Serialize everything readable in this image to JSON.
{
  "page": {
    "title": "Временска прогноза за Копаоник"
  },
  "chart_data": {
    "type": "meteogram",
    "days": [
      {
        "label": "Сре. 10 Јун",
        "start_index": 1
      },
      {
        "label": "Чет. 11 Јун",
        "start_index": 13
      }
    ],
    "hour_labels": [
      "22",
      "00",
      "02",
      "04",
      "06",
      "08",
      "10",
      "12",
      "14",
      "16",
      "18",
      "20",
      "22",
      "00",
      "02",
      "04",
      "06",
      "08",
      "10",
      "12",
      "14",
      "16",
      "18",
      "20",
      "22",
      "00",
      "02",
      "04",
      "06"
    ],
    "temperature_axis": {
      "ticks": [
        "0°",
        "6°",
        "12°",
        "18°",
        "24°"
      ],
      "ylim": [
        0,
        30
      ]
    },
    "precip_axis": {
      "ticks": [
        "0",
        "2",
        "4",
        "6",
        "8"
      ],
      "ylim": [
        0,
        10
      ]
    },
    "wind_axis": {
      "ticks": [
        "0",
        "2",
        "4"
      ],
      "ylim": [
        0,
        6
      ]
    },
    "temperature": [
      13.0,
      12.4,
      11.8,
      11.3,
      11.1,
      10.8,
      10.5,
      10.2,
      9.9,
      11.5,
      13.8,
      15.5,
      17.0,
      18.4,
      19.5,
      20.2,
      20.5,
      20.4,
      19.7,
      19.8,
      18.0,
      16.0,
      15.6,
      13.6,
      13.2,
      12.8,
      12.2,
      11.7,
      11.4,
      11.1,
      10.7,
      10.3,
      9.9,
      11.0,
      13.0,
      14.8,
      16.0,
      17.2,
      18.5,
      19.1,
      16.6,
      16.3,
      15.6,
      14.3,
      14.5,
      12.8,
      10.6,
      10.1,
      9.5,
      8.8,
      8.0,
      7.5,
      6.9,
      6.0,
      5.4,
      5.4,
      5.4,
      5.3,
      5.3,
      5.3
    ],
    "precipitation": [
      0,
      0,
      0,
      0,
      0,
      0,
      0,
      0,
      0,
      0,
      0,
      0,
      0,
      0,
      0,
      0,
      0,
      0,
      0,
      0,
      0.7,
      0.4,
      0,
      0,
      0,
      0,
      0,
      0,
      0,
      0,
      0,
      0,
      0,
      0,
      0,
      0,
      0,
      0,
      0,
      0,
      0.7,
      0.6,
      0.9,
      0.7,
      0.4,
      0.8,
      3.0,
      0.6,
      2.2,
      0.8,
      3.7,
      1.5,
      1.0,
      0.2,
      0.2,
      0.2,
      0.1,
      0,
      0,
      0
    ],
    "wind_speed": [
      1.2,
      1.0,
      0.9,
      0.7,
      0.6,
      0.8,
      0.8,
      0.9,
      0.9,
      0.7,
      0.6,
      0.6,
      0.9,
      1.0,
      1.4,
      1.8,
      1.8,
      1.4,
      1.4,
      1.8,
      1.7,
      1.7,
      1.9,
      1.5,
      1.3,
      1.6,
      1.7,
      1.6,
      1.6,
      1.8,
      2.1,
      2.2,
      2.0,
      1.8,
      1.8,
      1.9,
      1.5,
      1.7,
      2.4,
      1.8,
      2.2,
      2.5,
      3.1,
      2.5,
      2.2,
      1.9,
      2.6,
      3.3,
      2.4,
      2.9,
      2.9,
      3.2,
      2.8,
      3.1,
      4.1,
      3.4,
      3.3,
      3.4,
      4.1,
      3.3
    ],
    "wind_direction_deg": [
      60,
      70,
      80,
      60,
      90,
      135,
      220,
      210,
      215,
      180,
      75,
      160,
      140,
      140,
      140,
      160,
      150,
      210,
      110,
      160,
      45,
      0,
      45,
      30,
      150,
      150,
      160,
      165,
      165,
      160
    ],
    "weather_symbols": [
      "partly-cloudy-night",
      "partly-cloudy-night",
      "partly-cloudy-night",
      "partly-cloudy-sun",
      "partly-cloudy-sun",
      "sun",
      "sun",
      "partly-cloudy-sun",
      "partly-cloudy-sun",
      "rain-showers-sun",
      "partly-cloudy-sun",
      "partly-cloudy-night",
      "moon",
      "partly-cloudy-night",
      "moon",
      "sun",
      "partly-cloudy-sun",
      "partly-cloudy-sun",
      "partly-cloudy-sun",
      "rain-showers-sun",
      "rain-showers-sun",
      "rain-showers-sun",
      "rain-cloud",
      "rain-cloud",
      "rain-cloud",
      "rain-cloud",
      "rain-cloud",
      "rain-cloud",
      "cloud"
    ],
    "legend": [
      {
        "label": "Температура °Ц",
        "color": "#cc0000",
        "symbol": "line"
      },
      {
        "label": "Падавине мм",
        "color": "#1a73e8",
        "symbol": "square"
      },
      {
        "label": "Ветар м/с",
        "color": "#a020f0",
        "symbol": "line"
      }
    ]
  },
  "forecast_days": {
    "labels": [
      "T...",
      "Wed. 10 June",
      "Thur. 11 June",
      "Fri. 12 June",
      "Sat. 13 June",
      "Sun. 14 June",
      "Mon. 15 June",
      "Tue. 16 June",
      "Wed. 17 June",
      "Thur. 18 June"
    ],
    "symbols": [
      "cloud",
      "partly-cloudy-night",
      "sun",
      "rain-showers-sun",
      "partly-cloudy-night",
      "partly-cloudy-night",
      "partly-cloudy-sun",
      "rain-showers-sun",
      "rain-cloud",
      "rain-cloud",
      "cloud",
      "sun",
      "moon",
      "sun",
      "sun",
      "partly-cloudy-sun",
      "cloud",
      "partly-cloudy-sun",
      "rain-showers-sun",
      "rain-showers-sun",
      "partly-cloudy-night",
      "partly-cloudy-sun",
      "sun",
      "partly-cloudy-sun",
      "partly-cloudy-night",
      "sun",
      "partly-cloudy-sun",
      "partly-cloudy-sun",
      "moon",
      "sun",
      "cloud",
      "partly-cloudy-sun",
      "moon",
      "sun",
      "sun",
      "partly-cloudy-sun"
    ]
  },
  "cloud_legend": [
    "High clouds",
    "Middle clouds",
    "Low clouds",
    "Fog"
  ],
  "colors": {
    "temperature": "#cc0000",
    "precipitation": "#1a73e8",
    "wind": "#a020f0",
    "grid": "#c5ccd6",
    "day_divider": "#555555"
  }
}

## Required task
The records above should be restated word for word, please.

## Response to the exercise
Serialize everything readable in this image to JSON.
{
  "page": {
    "title": "Временска прогноза за Копаоник"
  },
  "chart_data": {
    "type": "meteogram",
    "days": [
      {
        "label": "Сре. 10 Јун",
        "start_index": 1
      },
      {
        "label": "Чет. 11 Јун",
        "start_index": 13
      }
    ],
    "hour_labels": [
      "22",
      "00",
      "02",
      "04",
      "06",
      "08",
      "10",
      "12",
      "14",
      "16",
      "18",
      "20",
      "22",
      "00",
      "02",
      "04",
      "06",
      "08",
      "10",
      "12",
      "14",
      "16",
      "18",
      "20",
      "22",
      "00",
      "02",
      "04",
      "06"
    ],
    "temperature_axis": {
      "ticks": [
        "0°",
        "6°",
        "12°",
        "18°",
        "24°"
      ],
      "ylim": [
        0,
        30
      ]
    },
    "precip_axis": {
      "ticks": [
        "0",
        "2",
        "4",
        "6",
        "8"
      ],
      "ylim": [
        0,
        10
      ]
    },
    "wind_axis": {
      "ticks": [
        "0",
        "2",
        "4"
      ],
      "ylim": [
        0,
        6
      ]
    },
    "temperature": [
      13.0,
      12.4,
      11.8,
      11.3,
      11.1,
      10.8,
      10.5,
      10.2,
      9.9,
      11.5,
      13.8,
      15.5,
      17.0,
      18.4,
      19.5,
      20.2,
      20.5,
      20.4,
      19.7,
      19.8,
      18.0,
      16.0,
      15.6,
      13.6,
      13.2,
      12.8,
      12.2,
      11.7,
      11.4,
      11.1,
      10.7,
      10.3,
      9.9,
      11.0,
      13.0,
      14.8,
      16.0,
      17.2,
      18.5,
      19.1,
      16.6,
      16.3,
      15.6,
      14.3,
      14.5,
      12.8,
      10.6,
      10.1,
      9.5,
      8.8,
      8.0,
      7.5,
      6.9,
      6.0,
      5.4,
      5.4,
      5.4,
      5.3,
      5.3,
      5.3
    ],
    "precipitation": [
      0,
      0,
      0,
      0,
      0,
      0,
      0,
      0,
      0,
      0,
      0,
      0,
      0,
      0,
      0,
      0,
      0,
      0,
      0,
      0,
      0.7,
      0.4,
      0,
      0,
      0,
      0,
      0,
      0,
      0,
      0,
      0,
      0,
      0,
      0,
      0,
      0,
      0,
      0,
      0,
      0,
      0.7,
      0.6,
      0.9,
      0.7,
      0.4,
      0.8,
      3.0,
      0.6,
      2.2,
      0.8,
      3.7,
      1.5,
      1.0,
      0.2,
      0.2,
      0.2,
      0.1,
      0,
      0,
      0
    ],
    "wind_speed": [
      1.2,
      1.0,
      0.9,
      0.7,
      0.6,
      0.8,
      0.8,
      0.9,
      0.9,
      0.7,
      0.6,
      0.6,
      0.9,
      1.0,
      1.4,
      1.8,
      1.8,
      1.4,
      1.4,
      1.8,
      1.7,
      1.7,
      1.9,
      1.5,
      1.3,
      1.6,
      1.7,
      1.6,
      1.6,
      1.8,
      2.1,
      2.2,
      2.0,
      1.8,
      1.8,
      1.9,
      1.5,
      1.7,
      2.4,
      1.8,
      2.2,
      2.5,
      3.1,
      2.5,
      2.2,
      1.9,
      2.6,
      3.3,
      2.4,
      2.9,
      2.9,
      3.2,
      2.8,
      3.1,
      4.1,
      3.4,
      3.3,
      3.4,
      4.1,
      3.3
    ],
    "wind_direction_deg": [
      60,
      70,
      80,
      60,
      90,
      135,
      220,
      210,
      215,
      180,
      75,
      160,
      140,
      140,
      140,
      160,
      150,
      210,
      110,
      160,
      45,
      0,
      45,
      30,
      150,
      150,
      160,
      165,
      165,
      160
    ],
    "weather_symbols": [
      "partly-cloudy-night",
      "partly-cloudy-night",
      "partly-cloudy-night",
      "partly-cloudy-sun",
      "partly-cloudy-sun",
      "sun",
      "sun",
      "partly-cloudy-sun",
      "partly-cloudy-sun",
      "rain-showers-sun",
      "partly-cloudy-sun",
      "partly-cloudy-night",
      "moon",
      "partly-cloudy-night",
      "moon",
      "sun",
      "partly-cloudy-sun",
      "partly-cloudy-sun",
      "partly-cloudy-sun",
      "rain-showers-sun",
      "rain-showers-sun",
      "rain-showers-sun",
      "rain-cloud",
      "rain-cloud",
      "rain-cloud",
      "rain-cloud",
      "rain-cloud",
      "rain-cloud",
      "cloud"
    ],
    "legend": [
      {
        "label": "Температура °Ц",
        "color": "#cc0000",
        "symbol": "line"
      },
      {
        "label": "Падавине мм",
        "color": "#1a73e8",
        "symbol": "square"
      },
      {
        "label": "Ветар м/с",
        "color": "#a020f0",
        "symbol": "line"
      }
    ]
  },
  "forecast_days": {
    "labels": [
      "T...",
      "Wed. 10 June",
      "Thur. 11 June",
      "Fri. 12 June",
      "Sat. 13 June",
      "Sun. 14 June",
      "Mon. 15 June",
      "Tue. 16 June",
      "Wed. 17 June",
      "Thur. 18 June"
    ],
    "symbols": [
      "cloud",
      "partly-cloudy-night",
      "sun",
      "rain-showers-sun",
      "partly-cloudy-night",
      "partly-cloudy-night",
      "partly-cloudy-sun",
      "rain-showers-sun",
      "rain-cloud",
      "rain-cloud",
      "cloud",
      "sun",
      "moon",
      "sun",
      "sun",
      "partly-cloudy-sun",
      "cloud",
      "partly-cloudy-sun",
      "rain-showers-sun",
      "rain-showers-sun",
      "partly-cloudy-night",
      "partly-cloudy-sun",
      "sun",
      "partly-cloudy-sun",
      "partly-cloudy-night",
      "sun",
      "partly-cloudy-sun",
      "partly-cloudy-sun",
      "moon",
      "sun",
      "cloud",
      "partly-cloudy-sun",
      "moon",
      "sun",
      "sun",
      "partly-cloudy-sun"
    ]
  },
  "cloud_legend": [
    "High clouds",
    "Middle clouds",
    "Low clouds",
    "Fog"
  ],
  "colors": {
    "temperature": "#cc0000",
    "precipitation": "#1a73e8",
    "wind": "#a020f0",
    "grid": "#c5ccd6",
    "day_divider": "#555555"
  }
}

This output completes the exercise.